ENTRIES SHOWN:
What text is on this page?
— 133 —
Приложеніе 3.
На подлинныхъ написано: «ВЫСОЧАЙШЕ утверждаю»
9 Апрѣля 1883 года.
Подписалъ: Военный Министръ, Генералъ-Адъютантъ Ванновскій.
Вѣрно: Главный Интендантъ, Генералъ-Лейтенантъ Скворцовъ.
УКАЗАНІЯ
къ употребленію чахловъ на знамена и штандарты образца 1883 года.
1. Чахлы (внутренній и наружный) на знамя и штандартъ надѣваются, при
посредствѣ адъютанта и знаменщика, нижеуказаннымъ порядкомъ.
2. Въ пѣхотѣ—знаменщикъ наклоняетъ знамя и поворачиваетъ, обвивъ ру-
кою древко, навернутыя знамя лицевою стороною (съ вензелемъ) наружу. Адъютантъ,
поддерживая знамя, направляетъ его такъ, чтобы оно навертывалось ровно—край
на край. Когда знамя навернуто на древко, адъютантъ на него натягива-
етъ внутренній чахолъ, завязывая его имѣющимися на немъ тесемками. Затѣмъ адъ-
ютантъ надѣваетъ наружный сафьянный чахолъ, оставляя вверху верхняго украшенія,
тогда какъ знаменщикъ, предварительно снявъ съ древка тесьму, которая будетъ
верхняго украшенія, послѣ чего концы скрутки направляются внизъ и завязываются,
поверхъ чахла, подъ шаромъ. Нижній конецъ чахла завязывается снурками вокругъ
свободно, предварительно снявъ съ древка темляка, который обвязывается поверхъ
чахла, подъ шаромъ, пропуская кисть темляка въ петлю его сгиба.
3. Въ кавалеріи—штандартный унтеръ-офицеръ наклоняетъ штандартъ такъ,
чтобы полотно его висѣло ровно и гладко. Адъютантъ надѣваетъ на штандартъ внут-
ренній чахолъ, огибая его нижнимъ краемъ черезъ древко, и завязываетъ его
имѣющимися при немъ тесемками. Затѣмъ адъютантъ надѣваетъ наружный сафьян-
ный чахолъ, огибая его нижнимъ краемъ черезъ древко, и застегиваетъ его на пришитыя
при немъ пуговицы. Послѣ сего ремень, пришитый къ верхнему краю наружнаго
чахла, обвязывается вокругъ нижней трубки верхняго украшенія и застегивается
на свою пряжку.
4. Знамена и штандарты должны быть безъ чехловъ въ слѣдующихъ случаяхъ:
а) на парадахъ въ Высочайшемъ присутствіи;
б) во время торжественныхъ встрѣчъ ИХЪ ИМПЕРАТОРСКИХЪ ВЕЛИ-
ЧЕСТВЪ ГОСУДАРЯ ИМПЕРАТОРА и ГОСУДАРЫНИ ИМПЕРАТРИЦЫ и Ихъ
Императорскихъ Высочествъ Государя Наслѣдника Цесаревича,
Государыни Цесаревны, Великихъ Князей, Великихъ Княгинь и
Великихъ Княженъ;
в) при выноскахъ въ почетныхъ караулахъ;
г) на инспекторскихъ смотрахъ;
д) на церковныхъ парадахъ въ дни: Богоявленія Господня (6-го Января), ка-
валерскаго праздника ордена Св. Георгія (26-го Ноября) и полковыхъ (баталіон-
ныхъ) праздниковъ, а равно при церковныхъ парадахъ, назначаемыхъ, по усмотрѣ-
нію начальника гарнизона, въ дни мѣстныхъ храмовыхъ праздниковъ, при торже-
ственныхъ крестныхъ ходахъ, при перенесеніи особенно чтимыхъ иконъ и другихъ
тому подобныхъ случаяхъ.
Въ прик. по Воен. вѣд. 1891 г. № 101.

EXERCISE:
Retype every entry above, word for word.

COMPLETE RESPONSE:
What text is on this page?
— 133 —
Приложеніе 3.
На подлинныхъ написано: «ВЫСОЧАЙШЕ утверждаю»
9 Апрѣля 1883 года.
Подписалъ: Военный Министръ, Генералъ-Адъютантъ Ванновскій.
Вѣрно: Главный Интендантъ, Генералъ-Лейтенантъ Скворцовъ.
УКАЗАНІЯ
къ употребленію чахловъ на знамена и штандарты образца 1883 года.
1. Чахлы (внутренній и наружный) на знамя и штандартъ надѣваются, при
посредствѣ адъютанта и знаменщика, нижеуказаннымъ порядкомъ.
2. Въ пѣхотѣ—знаменщикъ наклоняетъ знамя и поворачиваетъ, обвивъ ру-
кою древко, навернутыя знамя лицевою стороною (съ вензелемъ) наружу. Адъютантъ,
поддерживая знамя, направляетъ его такъ, чтобы оно навертывалось ровно—край
на край. Когда знамя навернуто на древко, адъютантъ на него натягива-
етъ внутренній чахолъ, завязывая его имѣющимися на немъ тесемками. Затѣмъ адъ-
ютантъ надѣваетъ наружный сафьянный чахолъ, оставляя вверху верхняго украшенія,
тогда какъ знаменщикъ, предварительно снявъ съ древка тесьму, которая будетъ
верхняго украшенія, послѣ чего концы скрутки направляются внизъ и завязываются,
поверхъ чахла, подъ шаромъ. Нижній конецъ чахла завязывается снурками вокругъ
свободно, предварительно снявъ съ древка темляка, который обвязывается поверхъ
чахла, подъ шаромъ, пропуская кисть темляка въ петлю его сгиба.
3. Въ кавалеріи—штандартный унтеръ-офицеръ наклоняетъ штандартъ такъ,
чтобы полотно его висѣло ровно и гладко. Адъютантъ надѣваетъ на штандартъ внут-
ренній чахолъ, огибая его нижнимъ краемъ черезъ древко, и завязываетъ его
имѣющимися при немъ тесемками. Затѣмъ адъютантъ надѣваетъ наружный сафьян-
ный чахолъ, огибая его нижнимъ краемъ черезъ древко, и застегиваетъ его на пришитыя
при немъ пуговицы. Послѣ сего ремень, пришитый къ верхнему краю наружнаго
чахла, обвязывается вокругъ нижней трубки верхняго украшенія и застегивается
на свою пряжку.
4. Знамена и штандарты должны быть безъ чехловъ въ слѣдующихъ случаяхъ:
а) на парадахъ въ Высочайшемъ присутствіи;
б) во время торжественныхъ встрѣчъ ИХЪ ИМПЕРАТОРСКИХЪ ВЕЛИ-
ЧЕСТВЪ ГОСУДАРЯ ИМПЕРАТОРА и ГОСУДАРЫНИ ИМПЕРАТРИЦЫ и Ихъ
Императорскихъ Высочествъ Государя Наслѣдника Цесаревича,
Государыни Цесаревны, Великихъ Князей, Великихъ Княгинь и
Великихъ Княженъ;
в) при выноскахъ въ почетныхъ караулахъ;
г) на инспекторскихъ смотрахъ;
д) на церковныхъ парадахъ въ дни: Богоявленія Господня (6-го Января), ка-
валерскаго праздника ордена Св. Георгія (26-го Ноября) и полковыхъ (баталіон-
ныхъ) праздниковъ, а равно при церковныхъ парадахъ, назначаемыхъ, по усмотрѣ-
нію начальника гарнизона, въ дни мѣстныхъ храмовыхъ праздниковъ, при торже-
ственныхъ крестныхъ ходахъ, при перенесеніи особенно чтимыхъ иконъ и другихъ
тому подобныхъ случаяхъ.
Въ прик. по Воен. вѣд. 1891 г. № 101.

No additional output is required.